▸ **WHAT YOU HAVE TO DO**:
Filter out everything except lines holding "chuyển".

▸ **DATA TO PROCESS**:
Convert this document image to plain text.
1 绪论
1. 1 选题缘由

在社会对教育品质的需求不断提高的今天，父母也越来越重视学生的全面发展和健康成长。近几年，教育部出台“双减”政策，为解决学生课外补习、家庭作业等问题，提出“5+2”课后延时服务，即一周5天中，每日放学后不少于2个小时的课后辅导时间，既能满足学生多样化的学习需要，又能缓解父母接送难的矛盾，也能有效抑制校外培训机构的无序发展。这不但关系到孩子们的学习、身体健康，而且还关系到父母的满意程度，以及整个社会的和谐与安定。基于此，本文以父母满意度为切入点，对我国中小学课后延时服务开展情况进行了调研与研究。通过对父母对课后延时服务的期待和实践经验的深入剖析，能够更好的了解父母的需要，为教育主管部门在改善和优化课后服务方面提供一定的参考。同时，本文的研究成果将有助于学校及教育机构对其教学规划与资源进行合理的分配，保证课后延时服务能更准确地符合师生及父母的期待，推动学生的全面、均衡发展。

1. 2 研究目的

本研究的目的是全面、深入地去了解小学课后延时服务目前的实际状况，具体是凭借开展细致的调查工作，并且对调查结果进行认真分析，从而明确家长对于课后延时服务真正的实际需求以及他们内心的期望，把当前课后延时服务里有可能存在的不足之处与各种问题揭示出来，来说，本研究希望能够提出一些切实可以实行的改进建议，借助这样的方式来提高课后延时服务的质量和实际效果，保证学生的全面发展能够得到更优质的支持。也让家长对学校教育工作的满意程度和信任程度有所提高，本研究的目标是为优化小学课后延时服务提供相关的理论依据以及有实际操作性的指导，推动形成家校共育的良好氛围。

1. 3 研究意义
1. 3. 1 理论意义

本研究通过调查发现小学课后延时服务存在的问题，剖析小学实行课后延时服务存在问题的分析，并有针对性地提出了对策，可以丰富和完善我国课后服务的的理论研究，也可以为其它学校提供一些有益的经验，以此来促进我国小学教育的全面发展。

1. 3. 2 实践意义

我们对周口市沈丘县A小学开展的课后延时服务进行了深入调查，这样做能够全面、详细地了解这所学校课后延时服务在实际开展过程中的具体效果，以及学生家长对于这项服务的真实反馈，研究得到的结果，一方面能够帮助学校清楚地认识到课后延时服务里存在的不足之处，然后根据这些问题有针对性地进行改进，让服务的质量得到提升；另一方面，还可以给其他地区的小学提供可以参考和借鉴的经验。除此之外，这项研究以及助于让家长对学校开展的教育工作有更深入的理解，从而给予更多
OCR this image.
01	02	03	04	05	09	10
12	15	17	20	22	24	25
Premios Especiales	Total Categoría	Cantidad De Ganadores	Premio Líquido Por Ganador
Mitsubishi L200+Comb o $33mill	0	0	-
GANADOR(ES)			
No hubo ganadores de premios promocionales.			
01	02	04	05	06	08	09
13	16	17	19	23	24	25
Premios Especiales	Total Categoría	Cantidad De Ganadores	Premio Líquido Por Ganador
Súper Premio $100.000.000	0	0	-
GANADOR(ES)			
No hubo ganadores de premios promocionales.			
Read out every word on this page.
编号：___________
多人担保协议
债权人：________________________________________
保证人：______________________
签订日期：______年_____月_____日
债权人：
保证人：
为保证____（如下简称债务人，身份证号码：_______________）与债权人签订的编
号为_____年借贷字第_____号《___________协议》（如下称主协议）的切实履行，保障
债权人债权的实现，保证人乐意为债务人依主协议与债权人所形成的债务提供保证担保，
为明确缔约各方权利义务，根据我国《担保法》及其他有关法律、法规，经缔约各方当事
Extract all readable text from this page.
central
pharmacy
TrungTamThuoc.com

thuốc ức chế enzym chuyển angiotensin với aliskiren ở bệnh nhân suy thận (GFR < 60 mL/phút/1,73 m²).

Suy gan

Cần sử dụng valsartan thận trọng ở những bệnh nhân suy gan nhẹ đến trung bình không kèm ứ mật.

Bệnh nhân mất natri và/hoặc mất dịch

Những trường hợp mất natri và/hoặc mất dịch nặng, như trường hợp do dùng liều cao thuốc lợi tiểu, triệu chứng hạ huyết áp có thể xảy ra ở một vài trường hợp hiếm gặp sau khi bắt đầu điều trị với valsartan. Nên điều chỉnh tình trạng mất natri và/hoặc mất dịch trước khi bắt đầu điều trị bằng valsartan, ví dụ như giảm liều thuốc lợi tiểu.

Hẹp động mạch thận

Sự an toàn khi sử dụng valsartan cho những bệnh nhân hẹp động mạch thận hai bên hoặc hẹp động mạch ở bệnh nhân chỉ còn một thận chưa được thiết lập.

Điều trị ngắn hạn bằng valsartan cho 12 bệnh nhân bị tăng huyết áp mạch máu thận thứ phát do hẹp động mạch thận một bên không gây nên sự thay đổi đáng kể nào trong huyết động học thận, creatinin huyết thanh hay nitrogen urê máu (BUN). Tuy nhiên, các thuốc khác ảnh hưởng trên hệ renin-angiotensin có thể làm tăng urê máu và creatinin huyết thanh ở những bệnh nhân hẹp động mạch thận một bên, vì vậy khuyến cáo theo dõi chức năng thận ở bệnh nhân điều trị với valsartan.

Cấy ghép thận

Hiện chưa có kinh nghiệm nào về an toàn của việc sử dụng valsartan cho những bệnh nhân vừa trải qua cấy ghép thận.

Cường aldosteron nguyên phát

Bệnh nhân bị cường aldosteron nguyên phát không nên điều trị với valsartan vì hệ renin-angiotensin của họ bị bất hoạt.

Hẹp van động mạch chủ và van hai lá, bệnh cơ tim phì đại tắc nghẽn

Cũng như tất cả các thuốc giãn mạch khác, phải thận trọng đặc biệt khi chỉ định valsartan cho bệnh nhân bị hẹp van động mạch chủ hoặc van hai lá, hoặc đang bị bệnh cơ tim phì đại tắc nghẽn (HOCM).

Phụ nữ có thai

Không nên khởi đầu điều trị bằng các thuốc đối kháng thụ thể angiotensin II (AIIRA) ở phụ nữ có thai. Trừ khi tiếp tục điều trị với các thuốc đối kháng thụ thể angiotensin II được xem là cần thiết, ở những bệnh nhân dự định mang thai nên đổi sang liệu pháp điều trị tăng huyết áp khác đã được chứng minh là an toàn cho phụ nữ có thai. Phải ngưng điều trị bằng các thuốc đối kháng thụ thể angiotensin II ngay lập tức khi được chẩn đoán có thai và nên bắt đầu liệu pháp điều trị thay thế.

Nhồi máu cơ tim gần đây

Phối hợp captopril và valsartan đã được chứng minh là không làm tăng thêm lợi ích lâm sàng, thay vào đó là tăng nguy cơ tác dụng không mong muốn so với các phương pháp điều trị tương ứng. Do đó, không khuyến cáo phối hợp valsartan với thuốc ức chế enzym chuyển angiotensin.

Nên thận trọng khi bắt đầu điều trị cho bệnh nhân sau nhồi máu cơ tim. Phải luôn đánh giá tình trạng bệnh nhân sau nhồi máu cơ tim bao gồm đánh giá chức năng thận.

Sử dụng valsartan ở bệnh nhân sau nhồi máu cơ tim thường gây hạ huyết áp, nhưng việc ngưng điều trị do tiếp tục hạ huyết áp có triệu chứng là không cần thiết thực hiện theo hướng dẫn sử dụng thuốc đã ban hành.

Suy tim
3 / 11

▸ **WORKED ANSWER**:
thuốc ức chế enzym chuyển angiotensin với aliskiren ở bệnh nhân suy thận (GFR < 60 mL/phút/1,73 m²).
Phối hợp captopril và valsartan đã được chứng minh là không làm tăng thêm lợi ích lâm sàng, thay vào đó là tăng nguy cơ tác dụng không mong muốn so với các phương pháp điều trị tương ứng. Do đó, không khuyến cáo phối hợp valsartan với thuốc ức chế enzym chuyển angiotensin.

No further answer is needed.